Extract each line of the data and write it out again exactly.

▶ **Entries taken from a collection**:
┌──
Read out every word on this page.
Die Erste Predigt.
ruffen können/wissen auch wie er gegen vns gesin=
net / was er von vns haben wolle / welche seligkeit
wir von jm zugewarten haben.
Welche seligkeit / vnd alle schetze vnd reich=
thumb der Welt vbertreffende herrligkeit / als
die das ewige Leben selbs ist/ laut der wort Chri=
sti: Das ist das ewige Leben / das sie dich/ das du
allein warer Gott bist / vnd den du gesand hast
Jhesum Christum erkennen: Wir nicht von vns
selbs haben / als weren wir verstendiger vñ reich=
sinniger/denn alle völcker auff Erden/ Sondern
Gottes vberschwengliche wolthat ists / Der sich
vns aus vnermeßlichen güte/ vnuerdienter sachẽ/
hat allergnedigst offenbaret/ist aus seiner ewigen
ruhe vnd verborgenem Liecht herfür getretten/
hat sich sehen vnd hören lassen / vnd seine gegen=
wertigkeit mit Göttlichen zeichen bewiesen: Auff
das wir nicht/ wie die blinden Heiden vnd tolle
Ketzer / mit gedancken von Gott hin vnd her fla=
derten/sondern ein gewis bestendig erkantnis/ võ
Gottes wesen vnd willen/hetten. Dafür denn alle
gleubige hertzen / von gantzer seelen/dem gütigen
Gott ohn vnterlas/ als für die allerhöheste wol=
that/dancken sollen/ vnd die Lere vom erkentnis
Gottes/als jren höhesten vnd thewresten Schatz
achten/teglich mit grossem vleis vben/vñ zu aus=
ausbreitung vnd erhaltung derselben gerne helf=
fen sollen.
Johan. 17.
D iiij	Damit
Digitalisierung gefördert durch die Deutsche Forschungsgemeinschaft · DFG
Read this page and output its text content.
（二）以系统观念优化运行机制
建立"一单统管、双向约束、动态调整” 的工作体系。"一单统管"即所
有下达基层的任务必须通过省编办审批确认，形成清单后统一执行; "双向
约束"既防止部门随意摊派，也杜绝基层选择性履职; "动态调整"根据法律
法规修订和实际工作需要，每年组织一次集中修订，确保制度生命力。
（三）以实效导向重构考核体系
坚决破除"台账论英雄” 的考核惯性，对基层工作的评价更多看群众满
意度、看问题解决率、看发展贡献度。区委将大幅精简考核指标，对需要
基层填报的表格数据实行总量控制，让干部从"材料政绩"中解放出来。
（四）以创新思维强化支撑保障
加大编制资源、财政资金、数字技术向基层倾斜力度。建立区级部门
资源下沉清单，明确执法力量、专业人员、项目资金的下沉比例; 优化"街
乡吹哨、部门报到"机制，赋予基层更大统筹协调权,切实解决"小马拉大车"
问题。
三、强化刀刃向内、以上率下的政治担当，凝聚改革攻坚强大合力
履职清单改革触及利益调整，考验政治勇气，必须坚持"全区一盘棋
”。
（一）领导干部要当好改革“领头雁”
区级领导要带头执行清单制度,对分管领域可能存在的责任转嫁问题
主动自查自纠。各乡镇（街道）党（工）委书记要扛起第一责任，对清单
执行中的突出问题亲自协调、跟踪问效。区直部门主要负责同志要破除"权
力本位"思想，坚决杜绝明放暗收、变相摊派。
└──
▶ **Output of the exercise**:
Read out every word on this page.
Die Erste Predigt.
ruffen können/wissen auch wie er gegen vns gesin=
net / was er von vns haben wolle / welche seligkeit
wir von jm zugewarten haben.
Welche seligkeit / vnd alle schetze vnd reich=
thumb der Welt vbertreffende herrligkeit / als
die das ewige Leben selbs ist/ laut der wort Chri=
sti: Das ist das ewige Leben / das sie dich/ das du
allein warer Gott bist / vnd den du gesand hast
Jhesum Christum erkennen: Wir nicht von vns
selbs haben / als weren wir verstendiger vñ reich=
sinniger/denn alle völcker auff Erden/ Sondern
Gottes vberschwengliche wolthat ists / Der sich
vns aus vnermeßlichen güte/ vnuerdienter sachẽ/
hat allergnedigst offenbaret/ist aus seiner ewigen
ruhe vnd verborgenem Liecht herfür getretten/
hat sich sehen vnd hören lassen / vnd seine gegen=
wertigkeit mit Göttlichen zeichen bewiesen: Auff
das wir nicht/ wie die blinden Heiden vnd tolle
Ketzer / mit gedancken von Gott hin vnd her fla=
derten/sondern ein gewis bestendig erkantnis/ võ
Gottes wesen vnd willen/hetten. Dafür denn alle
gleubige hertzen / von gantzer seelen/dem gütigen
Gott ohn vnterlas/ als für die allerhöheste wol=
that/dancken sollen/ vnd die Lere vom erkentnis
Gottes/als jren höhesten vnd thewresten Schatz
achten/teglich mit grossem vleis vben/vñ zu aus=
ausbreitung vnd erhaltung derselben gerne helf=
fen sollen.
Johan. 17.
D iiij	Damit
Digitalisierung gefördert durch die Deutsche Forschungsgemeinschaft · DFG
Read this page and output its text content.
（二）以系统观念优化运行机制
建立"一单统管、双向约束、动态调整” 的工作体系。"一单统管"即所
有下达基层的任务必须通过省编办审批确认，形成清单后统一执行; "双向
约束"既防止部门随意摊派，也杜绝基层选择性履职; "动态调整"根据法律
法规修订和实际工作需要，每年组织一次集中修订，确保制度生命力。
（三）以实效导向重构考核体系
坚决破除"台账论英雄” 的考核惯性，对基层工作的评价更多看群众满
意度、看问题解决率、看发展贡献度。区委将大幅精简考核指标，对需要
基层填报的表格数据实行总量控制，让干部从"材料政绩"中解放出来。
（四）以创新思维强化支撑保障
加大编制资源、财政资金、数字技术向基层倾斜力度。建立区级部门
资源下沉清单，明确执法力量、专业人员、项目资金的下沉比例; 优化"街
乡吹哨、部门报到"机制，赋予基层更大统筹协调权,切实解决"小马拉大车"
问题。
三、强化刀刃向内、以上率下的政治担当，凝聚改革攻坚强大合力
履职清单改革触及利益调整，考验政治勇气，必须坚持"全区一盘棋
”。
（一）领导干部要当好改革“领头雁”
区级领导要带头执行清单制度,对分管领域可能存在的责任转嫁问题
主动自查自纠。各乡镇（街道）党（工）委书记要扛起第一责任，对清单
执行中的突出问题亲自协调、跟踪问效。区直部门主要负责同志要破除"权
力本位"思想，坚决杜绝明放暗收、变相摊派。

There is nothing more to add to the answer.